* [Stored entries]
--------------------

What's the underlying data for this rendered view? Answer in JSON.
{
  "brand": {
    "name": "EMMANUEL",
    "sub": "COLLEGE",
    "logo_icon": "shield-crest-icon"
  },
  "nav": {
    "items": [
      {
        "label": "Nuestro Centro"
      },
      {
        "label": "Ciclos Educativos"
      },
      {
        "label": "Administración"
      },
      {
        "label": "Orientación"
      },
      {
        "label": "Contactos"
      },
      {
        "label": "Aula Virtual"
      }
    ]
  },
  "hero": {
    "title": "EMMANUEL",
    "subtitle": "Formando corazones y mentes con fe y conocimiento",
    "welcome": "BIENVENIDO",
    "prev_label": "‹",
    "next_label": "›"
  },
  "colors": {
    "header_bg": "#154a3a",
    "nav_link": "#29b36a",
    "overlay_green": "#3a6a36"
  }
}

--------------------

* [Task objective]
Repeat the data above, word for word.

* [Result]
What's the underlying data for this rendered view? Answer in JSON.
{
  "brand": {
    "name": "EMMANUEL",
    "sub": "COLLEGE",
    "logo_icon": "shield-crest-icon"
  },
  "nav": {
    "items": [
      {
        "label": "Nuestro Centro"
      },
      {
        "label": "Ciclos Educativos"
      },
      {
        "label": "Administración"
      },
      {
        "label": "Orientación"
      },
      {
        "label": "Contactos"
      },
      {
        "label": "Aula Virtual"
      }
    ]
  },
  "hero": {
    "title": "EMMANUEL",
    "subtitle": "Formando corazones y mentes con fe y conocimiento",
    "welcome": "BIENVENIDO",
    "prev_label": "‹",
    "next_label": "›"
  },
  "colors": {
    "header_bg": "#154a3a",
    "nav_link": "#29b36a",
    "overlay_green": "#3a6a36"
  }
}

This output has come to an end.